[Collected data entries]
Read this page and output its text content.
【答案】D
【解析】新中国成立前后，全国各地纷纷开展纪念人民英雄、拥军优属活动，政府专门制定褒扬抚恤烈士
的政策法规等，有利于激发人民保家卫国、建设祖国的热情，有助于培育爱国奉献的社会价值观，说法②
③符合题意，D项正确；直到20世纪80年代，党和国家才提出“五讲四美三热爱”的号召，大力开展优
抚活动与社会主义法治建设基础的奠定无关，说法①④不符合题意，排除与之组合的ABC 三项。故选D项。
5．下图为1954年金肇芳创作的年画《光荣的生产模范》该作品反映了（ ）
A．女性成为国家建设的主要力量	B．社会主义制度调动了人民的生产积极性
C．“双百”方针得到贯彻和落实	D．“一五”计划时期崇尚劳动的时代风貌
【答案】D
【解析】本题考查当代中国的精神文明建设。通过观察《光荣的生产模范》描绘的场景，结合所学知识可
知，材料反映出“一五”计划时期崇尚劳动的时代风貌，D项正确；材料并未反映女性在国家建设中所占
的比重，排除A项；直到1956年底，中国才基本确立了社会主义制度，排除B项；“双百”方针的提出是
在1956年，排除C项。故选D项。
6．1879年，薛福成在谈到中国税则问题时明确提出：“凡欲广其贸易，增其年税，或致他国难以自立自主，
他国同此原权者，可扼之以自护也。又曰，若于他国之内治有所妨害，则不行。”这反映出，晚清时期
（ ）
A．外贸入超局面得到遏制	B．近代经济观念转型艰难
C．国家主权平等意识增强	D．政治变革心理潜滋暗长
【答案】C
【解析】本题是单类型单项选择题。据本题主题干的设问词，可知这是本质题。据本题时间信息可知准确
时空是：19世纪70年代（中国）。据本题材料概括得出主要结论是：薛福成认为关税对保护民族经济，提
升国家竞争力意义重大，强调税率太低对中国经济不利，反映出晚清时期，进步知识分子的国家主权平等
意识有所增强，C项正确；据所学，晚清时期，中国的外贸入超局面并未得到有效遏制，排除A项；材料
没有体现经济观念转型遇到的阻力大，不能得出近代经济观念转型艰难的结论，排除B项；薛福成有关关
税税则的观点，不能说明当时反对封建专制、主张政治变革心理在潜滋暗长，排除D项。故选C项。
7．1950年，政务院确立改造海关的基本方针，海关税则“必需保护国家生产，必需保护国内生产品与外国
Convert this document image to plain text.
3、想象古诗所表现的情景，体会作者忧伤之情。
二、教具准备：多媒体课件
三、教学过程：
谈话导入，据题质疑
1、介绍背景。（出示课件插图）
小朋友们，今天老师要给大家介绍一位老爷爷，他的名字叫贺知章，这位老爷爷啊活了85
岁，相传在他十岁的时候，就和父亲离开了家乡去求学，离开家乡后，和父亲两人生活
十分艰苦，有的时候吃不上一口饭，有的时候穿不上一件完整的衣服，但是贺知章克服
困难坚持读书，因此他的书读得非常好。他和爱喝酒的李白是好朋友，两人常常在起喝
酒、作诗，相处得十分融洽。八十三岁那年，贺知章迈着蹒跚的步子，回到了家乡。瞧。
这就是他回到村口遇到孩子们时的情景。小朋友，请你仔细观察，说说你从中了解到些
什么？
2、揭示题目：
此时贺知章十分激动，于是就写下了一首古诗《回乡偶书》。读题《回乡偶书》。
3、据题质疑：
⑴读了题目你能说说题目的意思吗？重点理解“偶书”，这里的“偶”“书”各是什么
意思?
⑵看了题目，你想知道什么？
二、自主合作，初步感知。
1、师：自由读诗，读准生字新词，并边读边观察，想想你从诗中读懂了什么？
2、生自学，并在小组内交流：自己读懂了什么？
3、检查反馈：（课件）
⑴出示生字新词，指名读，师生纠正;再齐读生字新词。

--

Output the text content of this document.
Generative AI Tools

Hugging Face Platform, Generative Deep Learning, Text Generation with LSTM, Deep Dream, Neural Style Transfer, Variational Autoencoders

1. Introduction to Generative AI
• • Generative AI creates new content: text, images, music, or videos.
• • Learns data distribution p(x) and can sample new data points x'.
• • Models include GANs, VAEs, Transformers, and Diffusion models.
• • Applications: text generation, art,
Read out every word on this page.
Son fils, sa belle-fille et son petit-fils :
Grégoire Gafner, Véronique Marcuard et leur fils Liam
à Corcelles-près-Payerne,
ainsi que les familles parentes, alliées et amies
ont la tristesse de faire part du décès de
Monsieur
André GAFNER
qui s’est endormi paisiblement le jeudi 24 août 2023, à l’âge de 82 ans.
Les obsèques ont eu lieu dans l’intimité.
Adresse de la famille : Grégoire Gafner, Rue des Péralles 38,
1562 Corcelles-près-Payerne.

==

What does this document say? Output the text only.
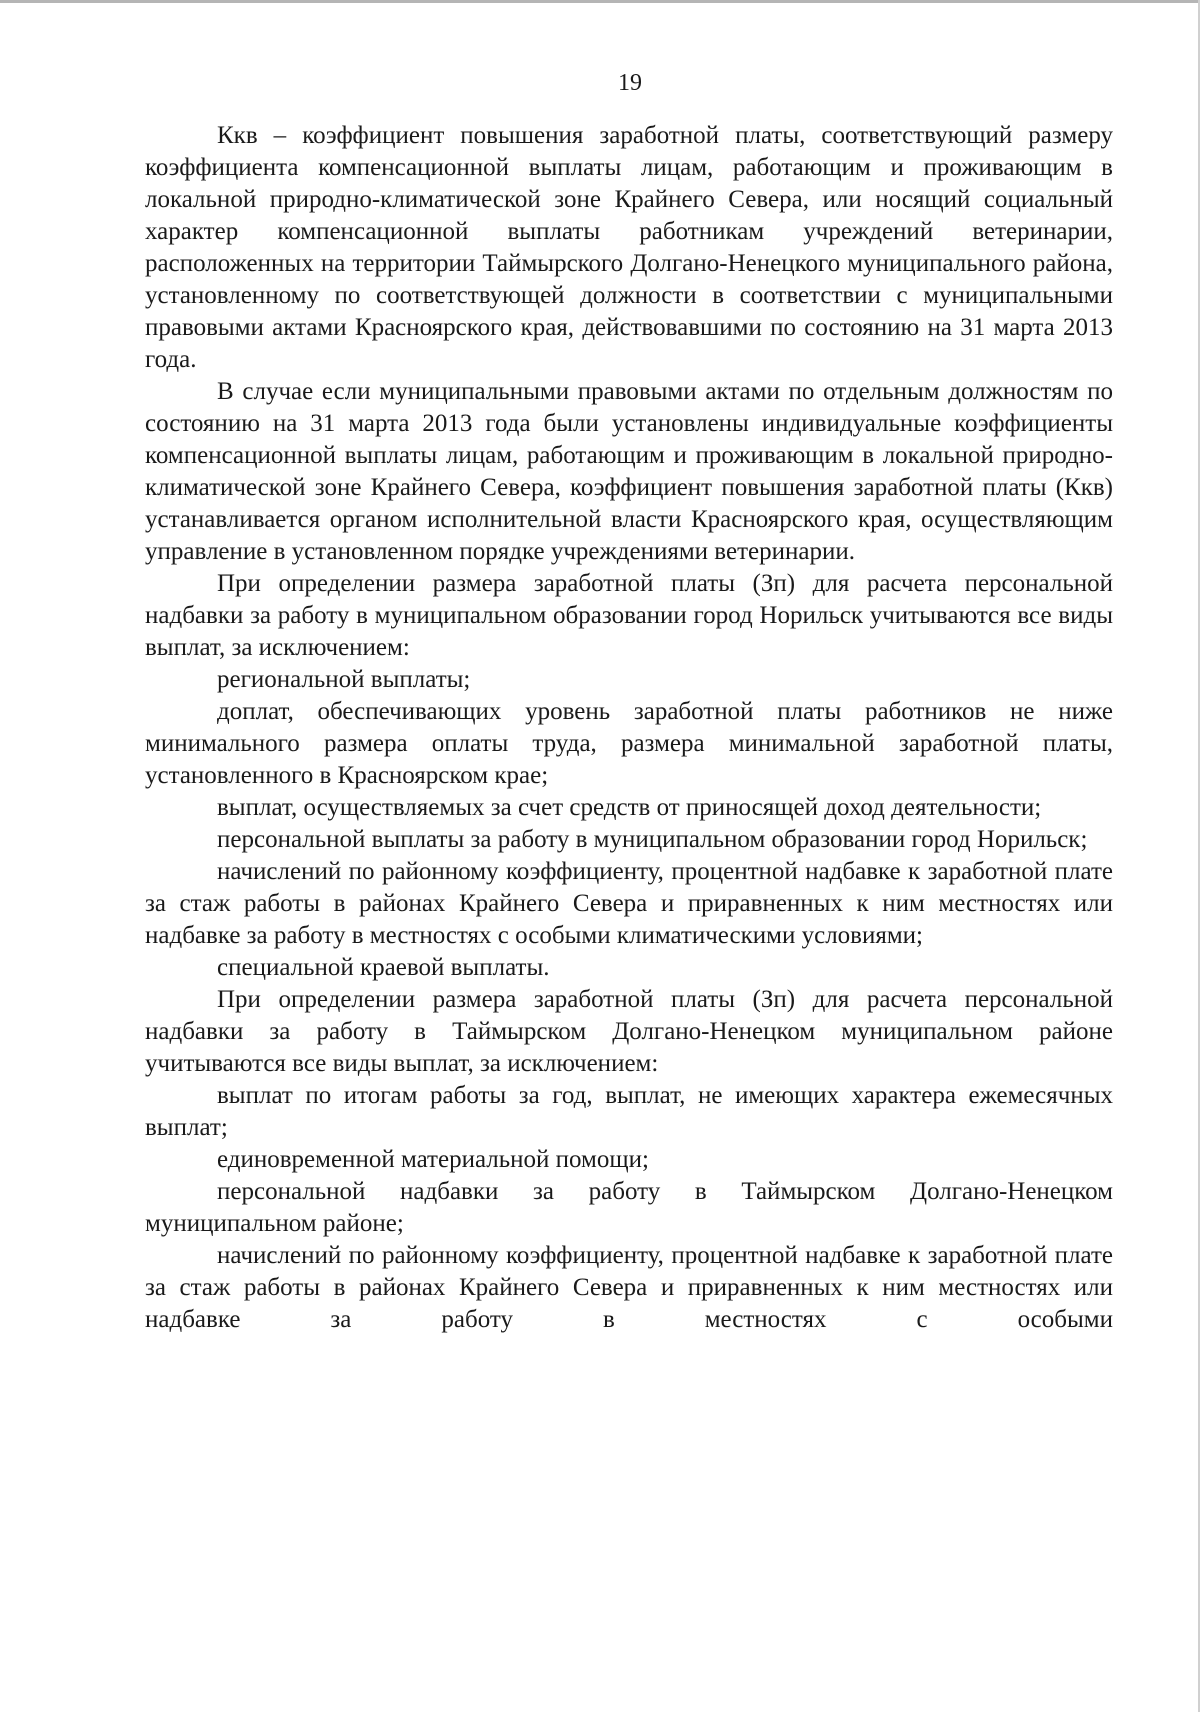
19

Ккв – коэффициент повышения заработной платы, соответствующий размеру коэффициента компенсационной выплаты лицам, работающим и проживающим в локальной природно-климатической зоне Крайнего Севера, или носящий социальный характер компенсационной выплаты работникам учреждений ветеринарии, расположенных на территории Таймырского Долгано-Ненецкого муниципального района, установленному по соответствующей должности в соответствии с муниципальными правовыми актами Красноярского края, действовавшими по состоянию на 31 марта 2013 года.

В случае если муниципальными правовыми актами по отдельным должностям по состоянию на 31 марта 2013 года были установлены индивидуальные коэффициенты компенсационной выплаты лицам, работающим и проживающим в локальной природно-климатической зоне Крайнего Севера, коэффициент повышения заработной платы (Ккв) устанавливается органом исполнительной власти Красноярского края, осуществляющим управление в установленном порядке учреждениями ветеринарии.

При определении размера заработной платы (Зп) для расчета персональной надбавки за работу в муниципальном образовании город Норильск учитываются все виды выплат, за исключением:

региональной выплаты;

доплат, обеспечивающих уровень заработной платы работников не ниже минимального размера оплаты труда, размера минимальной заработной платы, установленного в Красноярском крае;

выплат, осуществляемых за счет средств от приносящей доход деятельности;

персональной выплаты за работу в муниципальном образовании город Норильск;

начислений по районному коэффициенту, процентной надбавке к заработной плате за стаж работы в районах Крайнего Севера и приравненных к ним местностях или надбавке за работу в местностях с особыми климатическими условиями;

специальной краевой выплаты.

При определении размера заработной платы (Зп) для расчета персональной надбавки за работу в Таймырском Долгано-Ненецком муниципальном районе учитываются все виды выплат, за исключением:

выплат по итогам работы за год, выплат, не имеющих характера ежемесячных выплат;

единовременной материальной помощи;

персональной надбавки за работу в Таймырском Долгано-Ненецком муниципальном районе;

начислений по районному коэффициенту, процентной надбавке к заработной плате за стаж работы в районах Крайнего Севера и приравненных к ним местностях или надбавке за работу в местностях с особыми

_Stated exercise_. Only lines that contain the word "приравненных" are wanted; copy each of them.

_Exercise solution_.
начислений по районному коэффициенту, процентной надбавке к заработной плате за стаж работы в районах Крайнего Севера и приравненных к ним местностях или надбавке за работу в местностях с особыми климатическими условиями;
начислений по районному коэффициенту, процентной надбавке к заработной плате за стаж работы в районах Крайнего Севера и приравненных к ним местностях или надбавке за работу в местностях с особыми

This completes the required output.